» What to do: In the records below, find the line containing "Read this page and output its text content."; give it again exactly, along with every line that follows, and nothing else.

[Stored data]
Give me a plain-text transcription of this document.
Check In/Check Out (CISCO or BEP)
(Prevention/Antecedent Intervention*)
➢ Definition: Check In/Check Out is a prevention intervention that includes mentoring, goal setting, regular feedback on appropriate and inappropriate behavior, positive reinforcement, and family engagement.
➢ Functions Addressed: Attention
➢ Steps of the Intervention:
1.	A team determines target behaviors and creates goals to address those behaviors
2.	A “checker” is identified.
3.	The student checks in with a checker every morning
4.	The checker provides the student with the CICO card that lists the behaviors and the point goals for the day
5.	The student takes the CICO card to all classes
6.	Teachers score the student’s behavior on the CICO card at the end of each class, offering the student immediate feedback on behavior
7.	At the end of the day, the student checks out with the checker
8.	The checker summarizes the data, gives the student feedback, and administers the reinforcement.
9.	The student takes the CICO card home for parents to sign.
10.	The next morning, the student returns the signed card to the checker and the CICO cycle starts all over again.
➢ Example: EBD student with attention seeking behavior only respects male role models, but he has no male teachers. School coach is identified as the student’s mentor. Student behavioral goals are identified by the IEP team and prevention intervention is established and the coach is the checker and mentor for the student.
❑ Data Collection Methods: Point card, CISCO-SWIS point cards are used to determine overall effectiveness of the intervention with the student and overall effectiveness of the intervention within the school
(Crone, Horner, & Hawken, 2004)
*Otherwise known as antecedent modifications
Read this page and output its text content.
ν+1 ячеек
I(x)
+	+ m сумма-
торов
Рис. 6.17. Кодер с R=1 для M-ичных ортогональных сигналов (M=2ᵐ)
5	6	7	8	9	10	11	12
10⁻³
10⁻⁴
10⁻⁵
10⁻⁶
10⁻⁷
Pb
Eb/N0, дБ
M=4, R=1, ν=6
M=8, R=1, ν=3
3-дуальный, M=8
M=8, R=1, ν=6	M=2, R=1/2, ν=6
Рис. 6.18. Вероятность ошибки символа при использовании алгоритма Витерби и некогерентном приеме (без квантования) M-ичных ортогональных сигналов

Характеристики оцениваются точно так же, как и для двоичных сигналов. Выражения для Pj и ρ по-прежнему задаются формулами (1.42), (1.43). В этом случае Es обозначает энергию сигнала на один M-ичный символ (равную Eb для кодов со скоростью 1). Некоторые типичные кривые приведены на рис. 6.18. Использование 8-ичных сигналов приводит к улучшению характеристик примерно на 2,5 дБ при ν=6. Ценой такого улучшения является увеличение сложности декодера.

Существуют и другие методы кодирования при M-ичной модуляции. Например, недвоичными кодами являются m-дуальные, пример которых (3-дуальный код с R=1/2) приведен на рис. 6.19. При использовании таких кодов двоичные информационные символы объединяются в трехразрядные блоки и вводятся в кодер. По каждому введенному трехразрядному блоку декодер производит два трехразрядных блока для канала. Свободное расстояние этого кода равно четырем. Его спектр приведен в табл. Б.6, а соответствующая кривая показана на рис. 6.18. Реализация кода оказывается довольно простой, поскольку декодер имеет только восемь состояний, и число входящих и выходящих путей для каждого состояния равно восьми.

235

» Problem solution:
Read this page and output its text content.
ν+1 ячеек
I(x)
+	+ m сумма-
торов
Рис. 6.17. Кодер с R=1 для M-ичных ортогональных сигналов (M=2ᵐ)
5	6	7	8	9	10	11	12
10⁻³
10⁻⁴
10⁻⁵
10⁻⁶
10⁻⁷
Pb
Eb/N0, дБ
M=4, R=1, ν=6
M=8, R=1, ν=3
3-дуальный, M=8
M=8, R=1, ν=6	M=2, R=1/2, ν=6
Рис. 6.18. Вероятность ошибки символа при использовании алгоритма Витерби и некогерентном приеме (без квантования) M-ичных ортогональных сигналов

Характеристики оцениваются точно так же, как и для двоичных сигналов. Выражения для Pj и ρ по-прежнему задаются формулами (1.42), (1.43). В этом случае Es обозначает энергию сигнала на один M-ичный символ (равную Eb для кодов со скоростью 1). Некоторые типичные кривые приведены на рис. 6.18. Использование 8-ичных сигналов приводит к улучшению характеристик примерно на 2,5 дБ при ν=6. Ценой такого улучшения является увеличение сложности декодера.

Существуют и другие методы кодирования при M-ичной модуляции. Например, недвоичными кодами являются m-дуальные, пример которых (3-дуальный код с R=1/2) приведен на рис. 6.19. При использовании таких кодов двоичные информационные символы объединяются в трехразрядные блоки и вводятся в кодер. По каждому введенному трехразрядному блоку декодер производит два трехразрядных блока для канала. Свободное расстояние этого кода равно четырем. Его спектр приведен в табл. Б.6, а соответствующая кривая показана на рис. 6.18. Реализация кода оказывается довольно простой, поскольку декодер имеет только восемь состояний, и число входящих и выходящих путей для каждого состояния равно восьми.

235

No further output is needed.